[START OF Dataset records]

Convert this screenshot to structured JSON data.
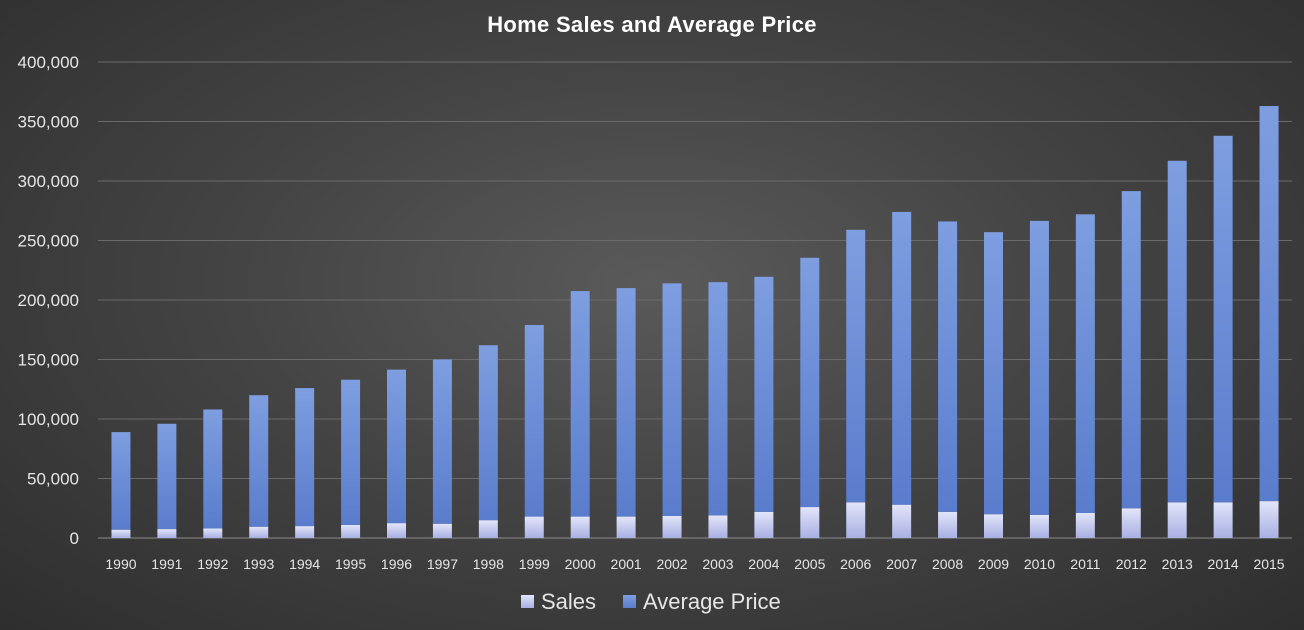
{
  "chart_data": {
    "type": "bar",
    "stacked": true,
    "title": "Home Sales and Average Price",
    "xlabel": "",
    "ylabel": "",
    "ylim": [
      0,
      400000
    ],
    "y_ticks": [
      "0",
      "50,000",
      "100,000",
      "150,000",
      "200,000",
      "250,000",
      "300,000",
      "350,000",
      "400,000"
    ],
    "y_tick_values": [
      0,
      50000,
      100000,
      150000,
      200000,
      250000,
      300000,
      350000,
      400000
    ],
    "grid": true,
    "legend_position": "bottom",
    "categories": [
      "1990",
      "1991",
      "1992",
      "1993",
      "1994",
      "1995",
      "1996",
      "1997",
      "1998",
      "1999",
      "2000",
      "2001",
      "2002",
      "2003",
      "2004",
      "2005",
      "2006",
      "2007",
      "2008",
      "2009",
      "2010",
      "2011",
      "2012",
      "2013",
      "2014",
      "2015"
    ],
    "series": [
      {
        "name": "Sales",
        "color": "#c9cdf0",
        "values": [
          7000,
          7500,
          8000,
          9500,
          10000,
          11000,
          12500,
          12000,
          15000,
          18000,
          18000,
          18000,
          18500,
          19000,
          22000,
          26000,
          30000,
          28000,
          22000,
          20000,
          19500,
          21000,
          25000,
          30000,
          30000,
          31000
        ]
      },
      {
        "name": "Average Price",
        "color": "#6a8ed6",
        "values": [
          82000,
          88500,
          100000,
          110500,
          116000,
          122000,
          129000,
          138000,
          147000,
          161000,
          189500,
          192000,
          195500,
          196000,
          197500,
          209500,
          229000,
          246000,
          244000,
          237000,
          247000,
          251000,
          266500,
          287000,
          308000,
          332000
        ]
      }
    ]
  }
}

[END OF Dataset records]

*Exercise description*. A faithful copy of the records above is needed, with the pictures left out.

*Reply*.
Convert this screenshot to structured JSON data.
{
  "chart_data": {
    "type": "bar",
    "stacked": true,
    "title": "Home Sales and Average Price",
    "xlabel": "",
    "ylabel": "",
    "ylim": [
      0,
      400000
    ],
    "y_ticks": [
      "0",
      "50,000",
      "100,000",
      "150,000",
      "200,000",
      "250,000",
      "300,000",
      "350,000",
      "400,000"
    ],
    "y_tick_values": [
      0,
      50000,
      100000,
      150000,
      200000,
      250000,
      300000,
      350000,
      400000
    ],
    "grid": true,
    "legend_position": "bottom",
    "categories": [
      "1990",
      "1991",
      "1992",
      "1993",
      "1994",
      "1995",
      "1996",
      "1997",
      "1998",
      "1999",
      "2000",
      "2001",
      "2002",
      "2003",
      "2004",
      "2005",
      "2006",
      "2007",
      "2008",
      "2009",
      "2010",
      "2011",
      "2012",
      "2013",
      "2014",
      "2015"
    ],
    "series": [
      {
        "name": "Sales",
        "color": "#c9cdf0",
        "values": [
          7000,
          7500,
          8000,
          9500,
          10000,
          11000,
          12500,
          12000,
          15000,
          18000,
          18000,
          18000,
          18500,
          19000,
          22000,
          26000,
          30000,
          28000,
          22000,
          20000,
          19500,
          21000,
          25000,
          30000,
          30000,
          31000
        ]
      },
      {
        "name": "Average Price",
        "color": "#6a8ed6",
        "values": [
          82000,
          88500,
          100000,
          110500,
          116000,
          122000,
          129000,
          138000,
          147000,
          161000,
          189500,
          192000,
          195500,
          196000,
          197500,
          209500,
          229000,
          246000,
          244000,
          237000,
          247000,
          251000,
          266500,
          287000,
          308000,
          332000
        ]
      }
    ]
  }
}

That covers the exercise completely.